[START OF Material to process]

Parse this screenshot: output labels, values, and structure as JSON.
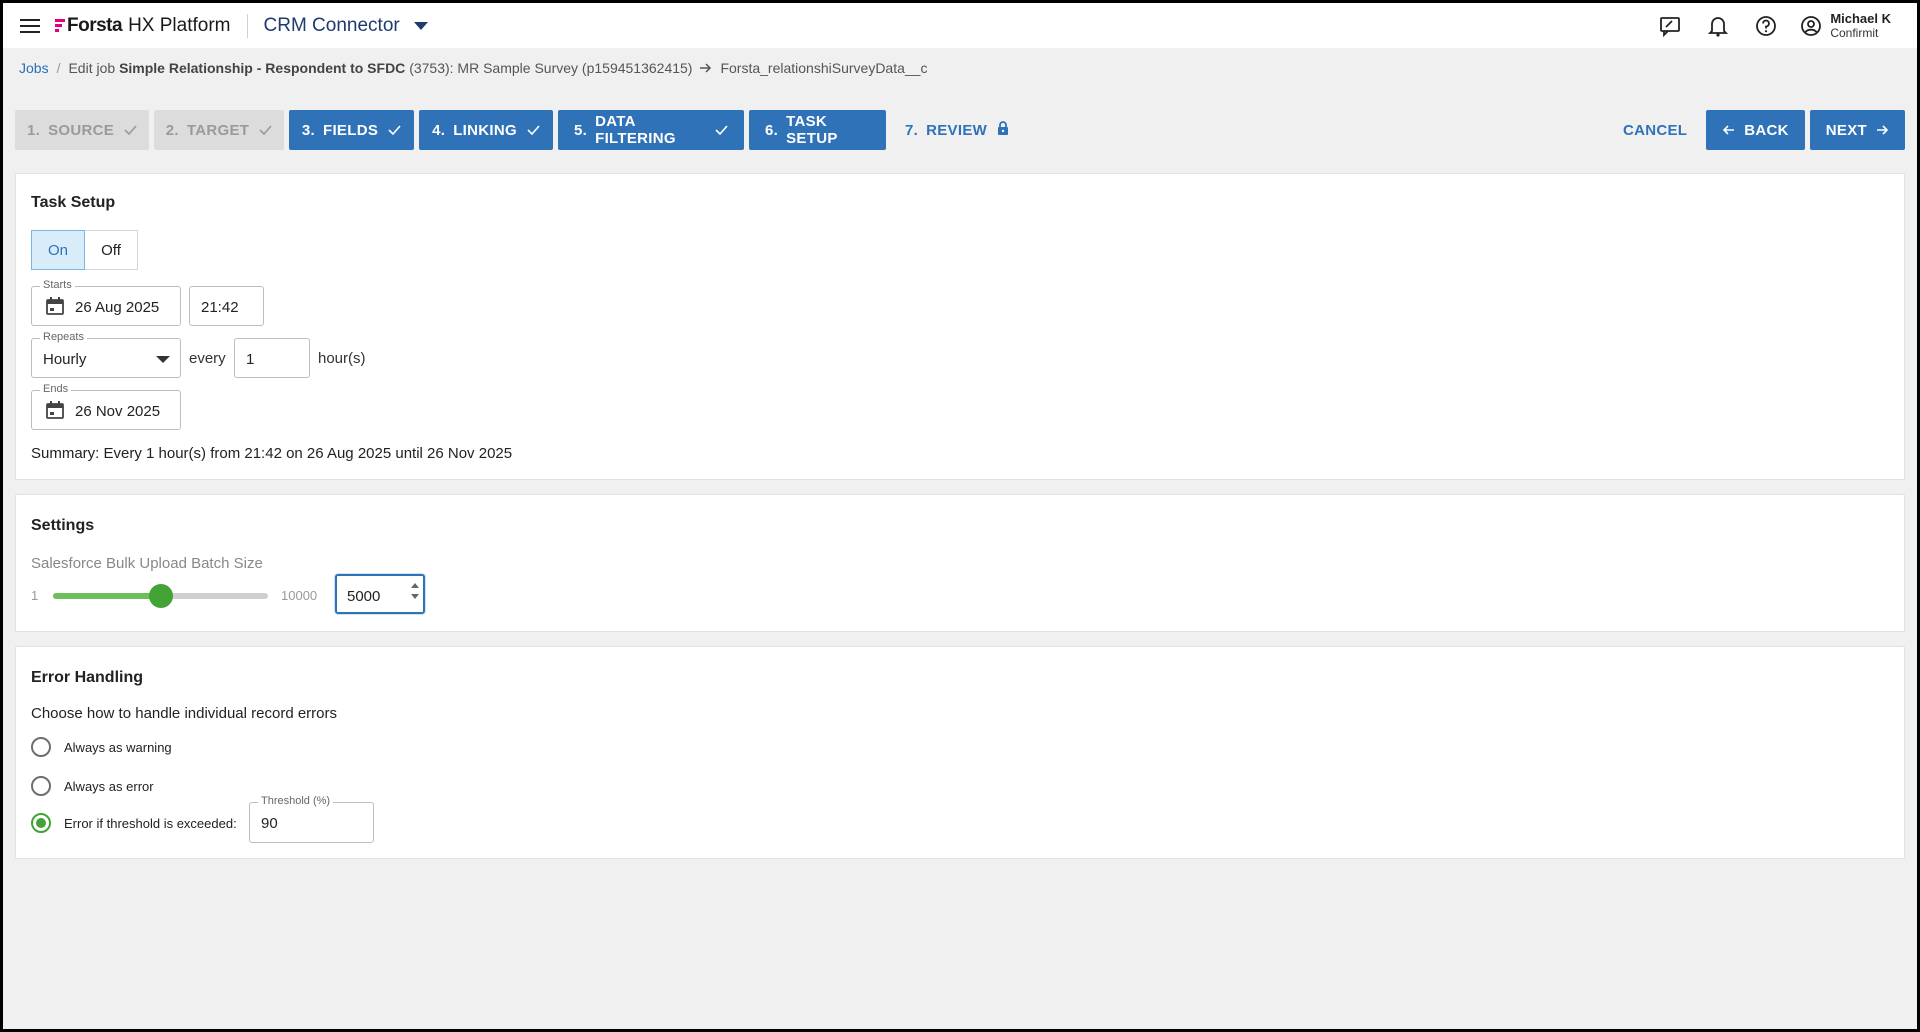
{
  "header": {
    "brand": "Forsta",
    "platform": "HX Platform",
    "app_name": "CRM Connector",
    "user_name": "Michael K",
    "user_org": "Confirmit",
    "icons": [
      "feedback-icon",
      "bell-icon",
      "help-icon",
      "account-icon"
    ]
  },
  "breadcrumb": {
    "root": "Jobs",
    "edit_prefix": "Edit job",
    "job_name": "Simple Relationship - Respondent to SFDC",
    "job_detail": "(3753): MR Sample Survey (p159451362415)",
    "target": "Forsta_relationshiSurveyData__c"
  },
  "steps": [
    {
      "num": "1.",
      "label": "SOURCE",
      "state": "done-grey"
    },
    {
      "num": "2.",
      "label": "TARGET",
      "state": "done-grey"
    },
    {
      "num": "3.",
      "label": "FIELDS",
      "state": "done-blue"
    },
    {
      "num": "4.",
      "label": "LINKING",
      "state": "done-blue"
    },
    {
      "num": "5.",
      "label": "DATA FILTERING",
      "state": "done-blue"
    },
    {
      "num": "6.",
      "label": "TASK SETUP",
      "state": "current"
    },
    {
      "num": "7.",
      "label": "REVIEW",
      "state": "locked"
    }
  ],
  "nav": {
    "cancel": "CANCEL",
    "back": "BACK",
    "next": "NEXT"
  },
  "task_setup": {
    "title": "Task Setup",
    "toggle_on": "On",
    "toggle_off": "Off",
    "toggle_selected": "On",
    "starts_label": "Starts",
    "starts_date": "26 Aug 2025",
    "starts_time": "21:42",
    "repeats_label": "Repeats",
    "repeats_value": "Hourly",
    "every_label": "every",
    "every_value": "1",
    "unit_label": "hour(s)",
    "ends_label": "Ends",
    "ends_date": "26 Nov 2025",
    "summary": "Summary: Every 1 hour(s) from 21:42 on 26 Aug 2025 until 26 Nov 2025"
  },
  "settings": {
    "title": "Settings",
    "batch_label": "Salesforce Bulk Upload Batch Size",
    "slider_min": "1",
    "slider_max": "10000",
    "batch_value": "5000",
    "slider_fraction": 0.5
  },
  "error_handling": {
    "title": "Error Handling",
    "subtitle": "Choose how to handle individual record errors",
    "options": [
      {
        "label": "Always as warning",
        "checked": false
      },
      {
        "label": "Always as error",
        "checked": false
      },
      {
        "label": "Error if threshold is exceeded:",
        "checked": true
      }
    ],
    "threshold_label": "Threshold (%)",
    "threshold_value": "90"
  },
  "colors": {
    "primary": "#2f72b8",
    "success": "#43a337",
    "brand_accent": "#e4007c"
  }
}
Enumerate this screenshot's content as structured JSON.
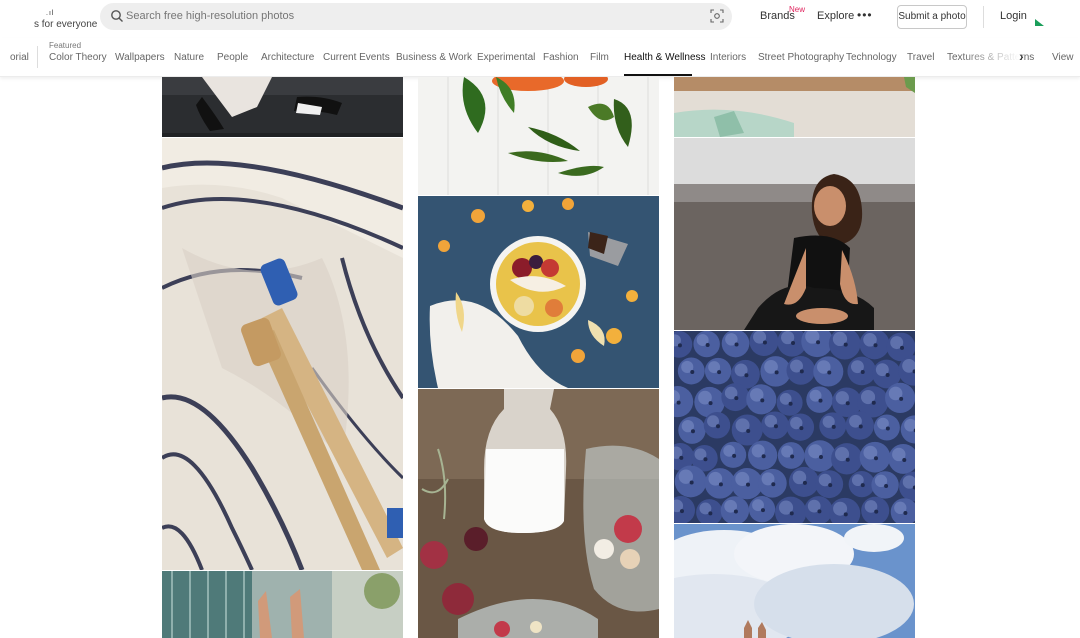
{
  "header": {
    "logo_tagline": "s for everyone",
    "search_placeholder": "Search free high-resolution photos",
    "brands_label": "Brands",
    "brands_badge": "New",
    "explore_label": "Explore",
    "more_label": "•••",
    "submit_label": "Submit a photo",
    "login_label": "Login"
  },
  "nav": {
    "featured_label": "Featured",
    "active": "Health & Wellness",
    "items": [
      "orial",
      "Color Theory",
      "Wallpapers",
      "Nature",
      "People",
      "Architecture",
      "Current Events",
      "Business & Work",
      "Experimental",
      "Fashion",
      "Film",
      "Health & Wellness",
      "Interiors",
      "Street Photography",
      "Technology",
      "Travel",
      "Textures & Patterns",
      "View"
    ]
  },
  "photos": [
    {
      "name": "photo-legs-workout"
    },
    {
      "name": "photo-bamboo-toothbrushes"
    },
    {
      "name": "photo-building-hands"
    },
    {
      "name": "photo-green-leaves"
    },
    {
      "name": "photo-fruit-bowl"
    },
    {
      "name": "photo-milk-bottle"
    },
    {
      "name": "photo-woman-smiling"
    },
    {
      "name": "photo-blueberries"
    },
    {
      "name": "photo-sky-clouds"
    }
  ]
}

[END OF Material to process]

• **Given exercise**:
Return each line from the material above exactly, but not the pictures.

• **The result**:
Parse this screenshot: output labels, values, and structure as JSON.
{
  "header": {
    "brand": "Forsta",
    "platform": "HX Platform",
    "app_name": "CRM Connector",
    "user_name": "Michael K",
    "user_org": "Confirmit",
    "icons": [
      "feedback-icon",
      "bell-icon",
      "help-icon",
      "account-icon"
    ]
  },
  "breadcrumb": {
    "root": "Jobs",
    "edit_prefix": "Edit job",
    "job_name": "Simple Relationship - Respondent to SFDC",
    "job_detail": "(3753): MR Sample Survey (p159451362415)",
    "target": "Forsta_relationshiSurveyData__c"
  },
  "steps": [
    {
      "num": "1.",
      "label": "SOURCE",
      "state": "done-grey"
    },
    {
      "num": "2.",
      "label": "TARGET",
      "state": "done-grey"
    },
    {
      "num": "3.",
      "label": "FIELDS",
      "state": "done-blue"
    },
    {
      "num": "4.",
      "label": "LINKING",
      "state": "done-blue"
    },
    {
      "num": "5.",
      "label": "DATA FILTERING",
      "state": "done-blue"
    },
    {
      "num": "6.",
      "label": "TASK SETUP",
      "state": "current"
    },
    {
      "num": "7.",
      "label": "REVIEW",
      "state": "locked"
    }
  ],
  "nav": {
    "cancel": "CANCEL",
    "back": "BACK",
    "next": "NEXT"
  },
  "task_setup": {
    "title": "Task Setup",
    "toggle_on": "On",
    "toggle_off": "Off",
    "toggle_selected": "On",
    "starts_label": "Starts",
    "starts_date": "26 Aug 2025",
    "starts_time": "21:42",
    "repeats_label": "Repeats",
    "repeats_value": "Hourly",
    "every_label": "every",
    "every_value": "1",
    "unit_label": "hour(s)",
    "ends_label": "Ends",
    "ends_date": "26 Nov 2025",
    "summary": "Summary: Every 1 hour(s) from 21:42 on 26 Aug 2025 until 26 Nov 2025"
  },
  "settings": {
    "title": "Settings",
    "batch_label": "Salesforce Bulk Upload Batch Size",
    "slider_min": "1",
    "slider_max": "10000",
    "batch_value": "5000",
    "slider_fraction": 0.5
  },
  "error_handling": {
    "title": "Error Handling",
    "subtitle": "Choose how to handle individual record errors",
    "options": [
      {
        "label": "Always as warning",
        "checked": false
      },
      {
        "label": "Always as error",
        "checked": false
      },
      {
        "label": "Error if threshold is exceeded:",
        "checked": true
      }
    ],
    "threshold_label": "Threshold (%)",
    "threshold_value": "90"
  },
  "colors": {
    "primary": "#2f72b8",
    "success": "#43a337",
    "brand_accent": "#e4007c"
  }
}
Enumerate this screenshot's content as structured JSON.
{
  "header": {
    "logo_tagline": "s for everyone",
    "search_placeholder": "Search free high-resolution photos",
    "brands_label": "Brands",
    "brands_badge": "New",
    "explore_label": "Explore",
    "more_label": "•••",
    "submit_label": "Submit a photo",
    "login_label": "Login"
  },
  "nav": {
    "featured_label": "Featured",
    "active": "Health & Wellness",
    "items": [
      "orial",
      "Color Theory",
      "Wallpapers",
      "Nature",
      "People",
      "Architecture",
      "Current Events",
      "Business & Work",
      "Experimental",
      "Fashion",
      "Film",
      "Health & Wellness",
      "Interiors",
      "Street Photography",
      "Technology",
      "Travel",
      "Textures & Patterns",
      "View"
    ]
  },
  "photos": [
    {
      "name": "photo-legs-workout"
    },
    {
      "name": "photo-bamboo-toothbrushes"
    },
    {
      "name": "photo-building-hands"
    },
    {
      "name": "photo-green-leaves"
    },
    {
      "name": "photo-fruit-bowl"
    },
    {
      "name": "photo-milk-bottle"
    },
    {
      "name": "photo-woman-smiling"
    },
    {
      "name": "photo-blueberries"
    },
    {
      "name": "photo-sky-clouds"
    }
  ]
}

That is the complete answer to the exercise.